--- start of DATA LINES ---
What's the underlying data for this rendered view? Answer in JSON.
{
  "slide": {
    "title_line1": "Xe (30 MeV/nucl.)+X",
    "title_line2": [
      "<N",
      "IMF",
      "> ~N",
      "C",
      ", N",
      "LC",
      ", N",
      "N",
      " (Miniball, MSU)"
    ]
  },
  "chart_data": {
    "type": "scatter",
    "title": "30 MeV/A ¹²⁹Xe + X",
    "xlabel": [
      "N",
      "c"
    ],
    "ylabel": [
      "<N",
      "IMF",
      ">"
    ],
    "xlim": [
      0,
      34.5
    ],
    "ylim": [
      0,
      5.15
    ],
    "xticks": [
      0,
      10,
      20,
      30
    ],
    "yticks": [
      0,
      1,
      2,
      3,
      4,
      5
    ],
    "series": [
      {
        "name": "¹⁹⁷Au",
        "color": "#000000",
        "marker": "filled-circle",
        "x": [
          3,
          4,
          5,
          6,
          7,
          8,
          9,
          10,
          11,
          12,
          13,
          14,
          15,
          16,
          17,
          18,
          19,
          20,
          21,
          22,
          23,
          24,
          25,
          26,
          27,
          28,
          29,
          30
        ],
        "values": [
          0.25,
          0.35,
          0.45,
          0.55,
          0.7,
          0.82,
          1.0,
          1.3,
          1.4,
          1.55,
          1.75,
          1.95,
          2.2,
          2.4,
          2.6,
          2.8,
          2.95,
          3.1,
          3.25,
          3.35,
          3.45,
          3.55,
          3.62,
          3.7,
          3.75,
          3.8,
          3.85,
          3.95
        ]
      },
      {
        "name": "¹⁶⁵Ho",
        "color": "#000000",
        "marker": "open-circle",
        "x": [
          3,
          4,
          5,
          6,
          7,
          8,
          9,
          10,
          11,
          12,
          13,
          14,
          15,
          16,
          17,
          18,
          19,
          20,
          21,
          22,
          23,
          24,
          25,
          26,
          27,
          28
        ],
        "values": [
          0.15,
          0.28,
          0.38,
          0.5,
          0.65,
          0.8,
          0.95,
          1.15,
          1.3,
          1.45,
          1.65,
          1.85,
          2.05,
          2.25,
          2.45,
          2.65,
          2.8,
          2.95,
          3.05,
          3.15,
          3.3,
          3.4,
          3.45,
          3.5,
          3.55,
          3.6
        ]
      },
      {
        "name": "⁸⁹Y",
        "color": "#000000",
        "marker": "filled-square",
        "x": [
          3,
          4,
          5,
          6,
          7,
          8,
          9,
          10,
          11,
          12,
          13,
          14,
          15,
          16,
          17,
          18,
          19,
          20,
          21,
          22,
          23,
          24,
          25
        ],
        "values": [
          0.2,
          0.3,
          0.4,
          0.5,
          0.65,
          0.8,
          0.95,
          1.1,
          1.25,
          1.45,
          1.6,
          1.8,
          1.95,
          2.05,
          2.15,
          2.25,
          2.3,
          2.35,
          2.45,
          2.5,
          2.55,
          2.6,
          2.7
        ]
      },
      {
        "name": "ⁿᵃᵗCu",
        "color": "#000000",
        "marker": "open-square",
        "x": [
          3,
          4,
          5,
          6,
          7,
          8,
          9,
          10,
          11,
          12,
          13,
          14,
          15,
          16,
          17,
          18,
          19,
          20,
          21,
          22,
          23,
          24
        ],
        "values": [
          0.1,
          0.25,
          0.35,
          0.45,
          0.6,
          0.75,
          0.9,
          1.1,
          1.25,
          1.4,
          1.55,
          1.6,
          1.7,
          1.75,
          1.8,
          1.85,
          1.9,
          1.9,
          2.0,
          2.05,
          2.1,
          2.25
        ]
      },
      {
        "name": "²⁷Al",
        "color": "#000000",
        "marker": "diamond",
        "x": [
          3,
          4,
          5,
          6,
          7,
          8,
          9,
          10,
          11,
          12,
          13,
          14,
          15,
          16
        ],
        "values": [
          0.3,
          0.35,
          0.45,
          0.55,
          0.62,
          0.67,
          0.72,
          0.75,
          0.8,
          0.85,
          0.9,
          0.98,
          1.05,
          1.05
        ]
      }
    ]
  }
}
--- end of DATA LINES ---
WORK INSTRUCTIONS:
Search the data for the string "name" and copy each line where it appears.

REPLY TO THE TASK:
        "name": "¹⁹⁷Au",
        "name": "¹⁶⁵Ho",
        "name": "⁸⁹Y",
        "name": "ⁿᵃᵗCu",
        "name": "²⁷Al",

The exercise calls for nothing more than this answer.